[Stored dataset items]
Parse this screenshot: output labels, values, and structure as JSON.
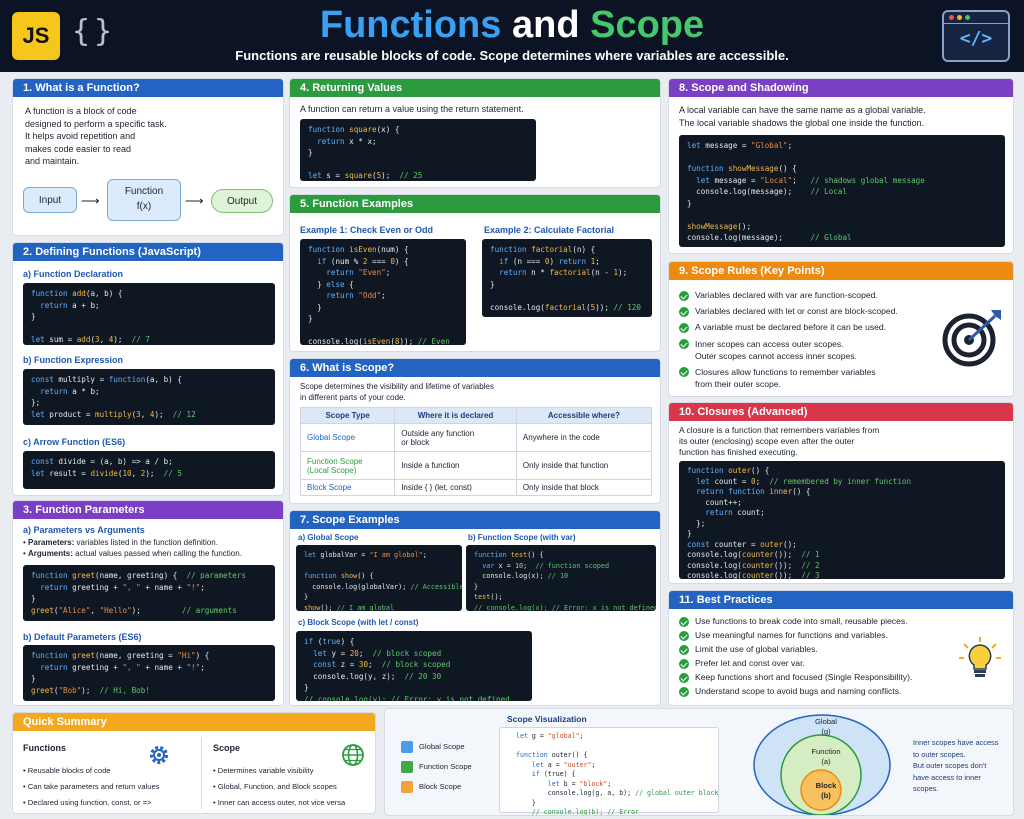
{
  "header": {
    "logo": "JS",
    "braces": "{}",
    "title_part1": "Functions",
    "title_part2": "and",
    "title_part3": "Scope",
    "subtitle": "Functions are reusable blocks of code. Scope determines where variables are accessible.",
    "code_icon": "</>",
    "icons": [
      "js-logo",
      "braces-icon",
      "code-window-icon"
    ]
  },
  "s1": {
    "title": "1. What is a Function?",
    "lines": [
      "A function is a block of code",
      "designed to perform a specific task.",
      "It helps avoid repetition and",
      "makes code easier to read",
      "and maintain."
    ],
    "input": "Input",
    "func": "Function",
    "fx": "f(x)",
    "output": "Output"
  },
  "s2": {
    "title": "2. Defining Functions (JavaScript)",
    "a": "a) Function Declaration",
    "b": "b) Function Expression",
    "c": "c) Arrow Function (ES6)"
  },
  "s3": {
    "title": "3. Function Parameters",
    "a": "a) Parameters vs Arguments",
    "bullet1_bold": "Parameters:",
    "bullet1": " variables listed in the function definition.",
    "bullet2_bold": "Arguments:",
    "bullet2": " actual values passed when calling the function.",
    "b": "b) Default Parameters (ES6)"
  },
  "s4": {
    "title": "4. Returning Values",
    "desc": "A function can return a value using the return statement."
  },
  "s5": {
    "title": "5. Function Examples",
    "ex1": "Example 1: Check Even or Odd",
    "ex2": "Example 2: Calculate Factorial"
  },
  "s6": {
    "title": "6. What is Scope?",
    "desc1": "Scope determines the visibility and lifetime of variables",
    "desc2": "in different parts of your code.",
    "headers": [
      "Scope Type",
      "Where it is declared",
      "Accessible where?"
    ],
    "rows": [
      [
        "Global Scope",
        "Outside any function\nor block",
        "Anywhere in the code"
      ],
      [
        "Function Scope\n(Local Scope)",
        "Inside a function",
        "Only inside that function"
      ],
      [
        "Block Scope",
        "Inside { } (let, const)",
        "Only inside that block"
      ]
    ]
  },
  "s7": {
    "title": "7. Scope Examples",
    "a": "a) Global Scope",
    "b": "b) Function Scope (with var)",
    "c": "c) Block Scope (with let / const)"
  },
  "s8": {
    "title": "8. Scope and Shadowing",
    "desc1": "A local variable can have the same name as a global variable.",
    "desc2": "The local variable shadows the global one inside the function."
  },
  "s9": {
    "title": "9. Scope Rules (Key Points)",
    "items": [
      "Variables declared with var are function-scoped.",
      "Variables declared with let or const are block-scoped.",
      "A variable must be declared before it can be used.",
      "Inner scopes can access outer scopes.\nOuter scopes cannot access inner scopes.",
      "Closures allow functions to remember variables\nfrom their outer scope."
    ],
    "icon": "target-icon"
  },
  "s10": {
    "title": "10. Closures (Advanced)",
    "desc": "A closure is a function that remembers variables from\nits outer (enclosing) scope even after the outer\nfunction has finished executing."
  },
  "s11": {
    "title": "11. Best Practices",
    "items": [
      "Use functions to break code into small, reusable pieces.",
      "Use meaningful names for functions and variables.",
      "Limit the use of global variables.",
      "Prefer let and const over var.",
      "Keep functions short and focused (Single Responsibility).",
      "Understand scope to avoid bugs and naming conflicts."
    ],
    "icon": "lightbulb-icon"
  },
  "summary": {
    "title": "Quick Summary",
    "col1_title": "Functions",
    "col1": [
      "Reusable blocks of code",
      "Can take parameters and return values",
      "Declared using function, const, or =>"
    ],
    "col2_title": "Scope",
    "col2": [
      "Determines variable visibility",
      "Global, Function, and Block scopes",
      "Inner can access outer, not vice versa"
    ],
    "icons": [
      "gear-icon",
      "globe-icon"
    ]
  },
  "viz": {
    "title": "Scope Visualization",
    "legend": [
      "Global Scope",
      "Function Scope",
      "Block Scope"
    ],
    "legend_colors": [
      "#4a9be8",
      "#3fa94a",
      "#f0a43a"
    ],
    "global": "Global",
    "global_g": "(g)",
    "function": "Function",
    "function_a": "(a)",
    "block": "Block",
    "block_b": "(b)",
    "note": "Inner scopes have access\nto outer scopes.\nBut outer scopes don't\nhave access to inner\nscopes."
  },
  "colors": {
    "blue": "#2364c2",
    "green": "#2c9a3f",
    "purple": "#7a3fc4",
    "orange": "#ee8a12",
    "red": "#d9364c",
    "yellow": "#f3a81f"
  }
}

[Work instructions]
Omit the pictures, then output the rest of the listing exactly.

[Expected output]
Parse this screenshot: output labels, values, and structure as JSON.
{
  "header": {
    "logo": "JS",
    "braces": "{}",
    "title_part1": "Functions",
    "title_part2": "and",
    "title_part3": "Scope",
    "subtitle": "Functions are reusable blocks of code. Scope determines where variables are accessible.",
    "code_icon": "</>",
    "icons": [
      "js-logo",
      "braces-icon",
      "code-window-icon"
    ]
  },
  "s1": {
    "title": "1. What is a Function?",
    "lines": [
      "A function is a block of code",
      "designed to perform a specific task.",
      "It helps avoid repetition and",
      "makes code easier to read",
      "and maintain."
    ],
    "input": "Input",
    "func": "Function",
    "fx": "f(x)",
    "output": "Output"
  },
  "s2": {
    "title": "2. Defining Functions (JavaScript)",
    "a": "a) Function Declaration",
    "b": "b) Function Expression",
    "c": "c) Arrow Function (ES6)"
  },
  "s3": {
    "title": "3. Function Parameters",
    "a": "a) Parameters vs Arguments",
    "bullet1_bold": "Parameters:",
    "bullet1": " variables listed in the function definition.",
    "bullet2_bold": "Arguments:",
    "bullet2": " actual values passed when calling the function.",
    "b": "b) Default Parameters (ES6)"
  },
  "s4": {
    "title": "4. Returning Values",
    "desc": "A function can return a value using the return statement."
  },
  "s5": {
    "title": "5. Function Examples",
    "ex1": "Example 1: Check Even or Odd",
    "ex2": "Example 2: Calculate Factorial"
  },
  "s6": {
    "title": "6. What is Scope?",
    "desc1": "Scope determines the visibility and lifetime of variables",
    "desc2": "in different parts of your code.",
    "headers": [
      "Scope Type",
      "Where it is declared",
      "Accessible where?"
    ],
    "rows": [
      [
        "Global Scope",
        "Outside any function\nor block",
        "Anywhere in the code"
      ],
      [
        "Function Scope\n(Local Scope)",
        "Inside a function",
        "Only inside that function"
      ],
      [
        "Block Scope",
        "Inside { } (let, const)",
        "Only inside that block"
      ]
    ]
  },
  "s7": {
    "title": "7. Scope Examples",
    "a": "a) Global Scope",
    "b": "b) Function Scope (with var)",
    "c": "c) Block Scope (with let / const)"
  },
  "s8": {
    "title": "8. Scope and Shadowing",
    "desc1": "A local variable can have the same name as a global variable.",
    "desc2": "The local variable shadows the global one inside the function."
  },
  "s9": {
    "title": "9. Scope Rules (Key Points)",
    "items": [
      "Variables declared with var are function-scoped.",
      "Variables declared with let or const are block-scoped.",
      "A variable must be declared before it can be used.",
      "Inner scopes can access outer scopes.\nOuter scopes cannot access inner scopes.",
      "Closures allow functions to remember variables\nfrom their outer scope."
    ],
    "icon": "target-icon"
  },
  "s10": {
    "title": "10. Closures (Advanced)",
    "desc": "A closure is a function that remembers variables from\nits outer (enclosing) scope even after the outer\nfunction has finished executing."
  },
  "s11": {
    "title": "11. Best Practices",
    "items": [
      "Use functions to break code into small, reusable pieces.",
      "Use meaningful names for functions and variables.",
      "Limit the use of global variables.",
      "Prefer let and const over var.",
      "Keep functions short and focused (Single Responsibility).",
      "Understand scope to avoid bugs and naming conflicts."
    ],
    "icon": "lightbulb-icon"
  },
  "summary": {
    "title": "Quick Summary",
    "col1_title": "Functions",
    "col1": [
      "Reusable blocks of code",
      "Can take parameters and return values",
      "Declared using function, const, or =>"
    ],
    "col2_title": "Scope",
    "col2": [
      "Determines variable visibility",
      "Global, Function, and Block scopes",
      "Inner can access outer, not vice versa"
    ],
    "icons": [
      "gear-icon",
      "globe-icon"
    ]
  },
  "viz": {
    "title": "Scope Visualization",
    "legend": [
      "Global Scope",
      "Function Scope",
      "Block Scope"
    ],
    "legend_colors": [
      "#4a9be8",
      "#3fa94a",
      "#f0a43a"
    ],
    "global": "Global",
    "global_g": "(g)",
    "function": "Function",
    "function_a": "(a)",
    "block": "Block",
    "block_b": "(b)",
    "note": "Inner scopes have access\nto outer scopes.\nBut outer scopes don't\nhave access to inner\nscopes."
  },
  "colors": {
    "blue": "#2364c2",
    "green": "#2c9a3f",
    "purple": "#7a3fc4",
    "orange": "#ee8a12",
    "red": "#d9364c",
    "yellow": "#f3a81f"
  }
}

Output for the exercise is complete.